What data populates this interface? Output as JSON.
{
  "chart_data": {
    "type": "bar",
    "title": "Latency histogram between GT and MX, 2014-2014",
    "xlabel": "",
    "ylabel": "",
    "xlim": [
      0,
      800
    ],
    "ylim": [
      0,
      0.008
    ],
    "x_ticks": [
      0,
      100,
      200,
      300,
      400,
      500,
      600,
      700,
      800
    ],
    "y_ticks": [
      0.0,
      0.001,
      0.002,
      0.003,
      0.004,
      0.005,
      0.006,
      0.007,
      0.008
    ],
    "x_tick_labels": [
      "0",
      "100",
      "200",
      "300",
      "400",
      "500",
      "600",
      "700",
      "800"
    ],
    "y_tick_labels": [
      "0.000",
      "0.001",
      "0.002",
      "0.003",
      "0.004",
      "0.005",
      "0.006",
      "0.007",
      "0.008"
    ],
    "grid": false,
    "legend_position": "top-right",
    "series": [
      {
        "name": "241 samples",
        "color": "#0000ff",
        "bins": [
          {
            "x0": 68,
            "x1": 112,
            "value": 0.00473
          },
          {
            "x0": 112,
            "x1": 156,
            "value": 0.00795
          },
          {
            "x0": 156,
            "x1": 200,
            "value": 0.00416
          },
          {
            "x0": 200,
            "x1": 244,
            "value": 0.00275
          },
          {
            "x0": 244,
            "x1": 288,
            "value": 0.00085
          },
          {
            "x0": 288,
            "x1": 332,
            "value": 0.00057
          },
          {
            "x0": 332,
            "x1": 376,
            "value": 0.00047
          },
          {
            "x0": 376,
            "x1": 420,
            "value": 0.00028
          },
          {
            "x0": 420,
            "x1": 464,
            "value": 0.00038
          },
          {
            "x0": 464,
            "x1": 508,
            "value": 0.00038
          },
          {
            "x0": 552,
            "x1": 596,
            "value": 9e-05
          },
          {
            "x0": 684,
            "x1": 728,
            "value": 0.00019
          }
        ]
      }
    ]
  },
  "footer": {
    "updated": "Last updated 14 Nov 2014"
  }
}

☆ ☆ ☆ ☆ ☆

## Requirements
Pick out the lines that contain "value" and copy them.

## Solution to this task
            "value": 0.00473
            "value": 0.00795
            "value": 0.00416
            "value": 0.00275
            "value": 0.00085
            "value": 0.00057
            "value": 0.00047
            "value": 0.00028
            "value": 0.00038
            "value": 0.00038
            "value": 9e-05
            "value": 0.00019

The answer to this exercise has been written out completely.